◆ **Stated exercise**:
Give the number of lines that hold the string "data". Nothing else is needed.

-*-

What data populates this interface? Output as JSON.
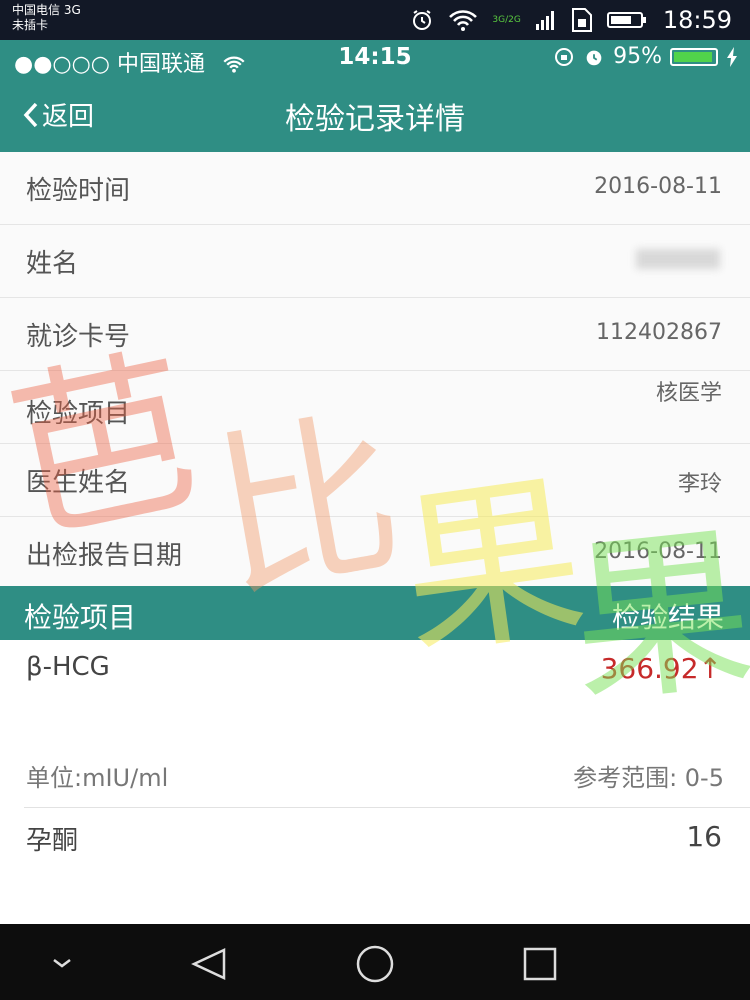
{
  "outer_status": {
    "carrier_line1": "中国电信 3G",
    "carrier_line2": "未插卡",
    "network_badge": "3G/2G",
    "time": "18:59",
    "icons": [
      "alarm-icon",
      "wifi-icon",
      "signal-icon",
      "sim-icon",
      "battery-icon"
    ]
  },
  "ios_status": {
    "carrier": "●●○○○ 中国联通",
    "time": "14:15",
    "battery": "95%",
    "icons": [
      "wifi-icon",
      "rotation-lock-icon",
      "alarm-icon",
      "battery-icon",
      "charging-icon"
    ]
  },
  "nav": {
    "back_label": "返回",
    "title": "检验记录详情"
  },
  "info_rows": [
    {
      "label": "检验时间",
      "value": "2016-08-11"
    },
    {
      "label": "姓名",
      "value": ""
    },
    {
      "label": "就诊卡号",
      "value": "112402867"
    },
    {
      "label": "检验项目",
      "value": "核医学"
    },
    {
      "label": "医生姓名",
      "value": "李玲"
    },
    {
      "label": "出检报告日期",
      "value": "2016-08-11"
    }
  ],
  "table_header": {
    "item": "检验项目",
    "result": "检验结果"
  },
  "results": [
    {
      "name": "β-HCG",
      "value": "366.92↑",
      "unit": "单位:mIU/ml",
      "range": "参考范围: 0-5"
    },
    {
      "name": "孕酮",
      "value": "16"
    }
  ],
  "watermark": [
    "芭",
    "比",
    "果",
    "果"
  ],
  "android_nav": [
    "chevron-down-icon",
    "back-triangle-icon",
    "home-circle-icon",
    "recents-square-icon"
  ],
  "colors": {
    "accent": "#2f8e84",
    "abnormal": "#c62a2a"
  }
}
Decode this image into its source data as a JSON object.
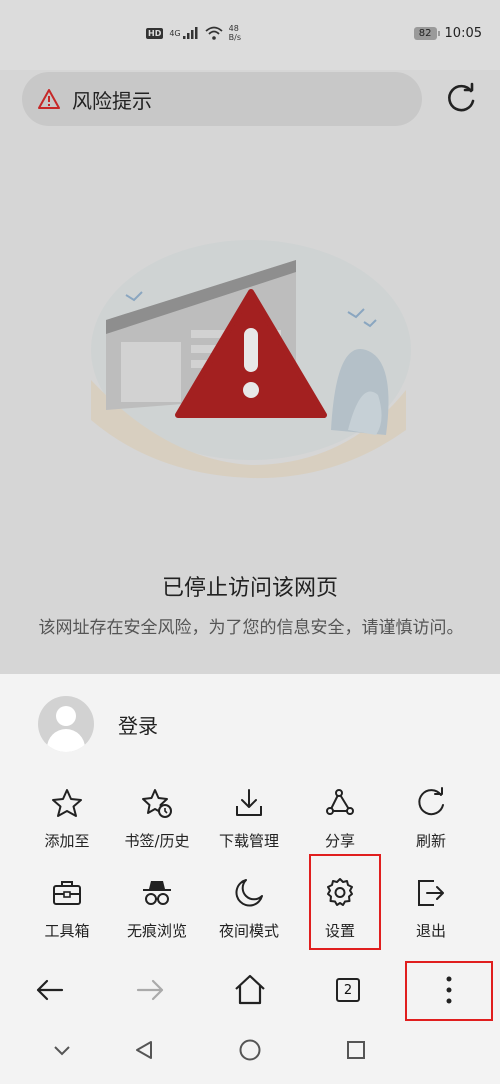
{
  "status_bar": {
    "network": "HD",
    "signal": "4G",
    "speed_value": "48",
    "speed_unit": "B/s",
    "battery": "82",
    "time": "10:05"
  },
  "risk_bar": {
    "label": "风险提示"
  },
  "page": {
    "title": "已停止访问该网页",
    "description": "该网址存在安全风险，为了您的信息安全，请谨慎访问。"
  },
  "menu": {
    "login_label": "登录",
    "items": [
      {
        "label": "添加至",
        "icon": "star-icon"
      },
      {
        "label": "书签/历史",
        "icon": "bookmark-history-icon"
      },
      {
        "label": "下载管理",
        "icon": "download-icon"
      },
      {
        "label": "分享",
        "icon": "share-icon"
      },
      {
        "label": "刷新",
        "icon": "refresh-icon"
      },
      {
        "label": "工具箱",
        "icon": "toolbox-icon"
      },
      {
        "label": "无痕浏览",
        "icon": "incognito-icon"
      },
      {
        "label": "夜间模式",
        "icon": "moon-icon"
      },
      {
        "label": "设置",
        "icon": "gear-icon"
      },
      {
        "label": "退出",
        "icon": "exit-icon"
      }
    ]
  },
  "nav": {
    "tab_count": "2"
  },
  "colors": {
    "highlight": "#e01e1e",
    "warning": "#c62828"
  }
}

-*-

◆ **Exercise result**:
2